** BEGIN Data entries **

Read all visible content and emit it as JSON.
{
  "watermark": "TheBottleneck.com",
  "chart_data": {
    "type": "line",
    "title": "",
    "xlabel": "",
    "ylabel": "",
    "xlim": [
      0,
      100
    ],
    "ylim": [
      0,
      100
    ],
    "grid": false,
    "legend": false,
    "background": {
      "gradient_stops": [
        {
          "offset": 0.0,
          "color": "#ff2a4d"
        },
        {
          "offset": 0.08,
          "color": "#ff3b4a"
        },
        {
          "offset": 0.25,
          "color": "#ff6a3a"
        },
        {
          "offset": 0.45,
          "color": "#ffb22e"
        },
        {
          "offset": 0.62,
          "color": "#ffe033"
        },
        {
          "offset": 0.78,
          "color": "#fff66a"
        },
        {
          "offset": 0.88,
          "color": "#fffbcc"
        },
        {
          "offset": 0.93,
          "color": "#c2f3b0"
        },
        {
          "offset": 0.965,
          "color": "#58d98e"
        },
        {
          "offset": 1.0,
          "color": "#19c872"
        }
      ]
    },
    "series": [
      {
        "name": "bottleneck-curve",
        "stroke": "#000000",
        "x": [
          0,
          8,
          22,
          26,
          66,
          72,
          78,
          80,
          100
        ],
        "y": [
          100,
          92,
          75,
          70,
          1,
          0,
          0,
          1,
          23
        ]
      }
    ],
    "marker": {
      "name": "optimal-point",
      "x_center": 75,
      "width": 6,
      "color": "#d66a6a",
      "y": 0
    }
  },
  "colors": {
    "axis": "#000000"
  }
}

** END Data entries **

Exercise aim: Every entry must be output again, exactly as written above.

Response to the exercise:
Read all visible content and emit it as JSON.
{
  "watermark": "TheBottleneck.com",
  "chart_data": {
    "type": "line",
    "title": "",
    "xlabel": "",
    "ylabel": "",
    "xlim": [
      0,
      100
    ],
    "ylim": [
      0,
      100
    ],
    "grid": false,
    "legend": false,
    "background": {
      "gradient_stops": [
        {
          "offset": 0.0,
          "color": "#ff2a4d"
        },
        {
          "offset": 0.08,
          "color": "#ff3b4a"
        },
        {
          "offset": 0.25,
          "color": "#ff6a3a"
        },
        {
          "offset": 0.45,
          "color": "#ffb22e"
        },
        {
          "offset": 0.62,
          "color": "#ffe033"
        },
        {
          "offset": 0.78,
          "color": "#fff66a"
        },
        {
          "offset": 0.88,
          "color": "#fffbcc"
        },
        {
          "offset": 0.93,
          "color": "#c2f3b0"
        },
        {
          "offset": 0.965,
          "color": "#58d98e"
        },
        {
          "offset": 1.0,
          "color": "#19c872"
        }
      ]
    },
    "series": [
      {
        "name": "bottleneck-curve",
        "stroke": "#000000",
        "x": [
          0,
          8,
          22,
          26,
          66,
          72,
          78,
          80,
          100
        ],
        "y": [
          100,
          92,
          75,
          70,
          1,
          0,
          0,
          1,
          23
        ]
      }
    ],
    "marker": {
      "name": "optimal-point",
      "x_center": 75,
      "width": 6,
      "color": "#d66a6a",
      "y": 0
    }
  },
  "colors": {
    "axis": "#000000"
  }
}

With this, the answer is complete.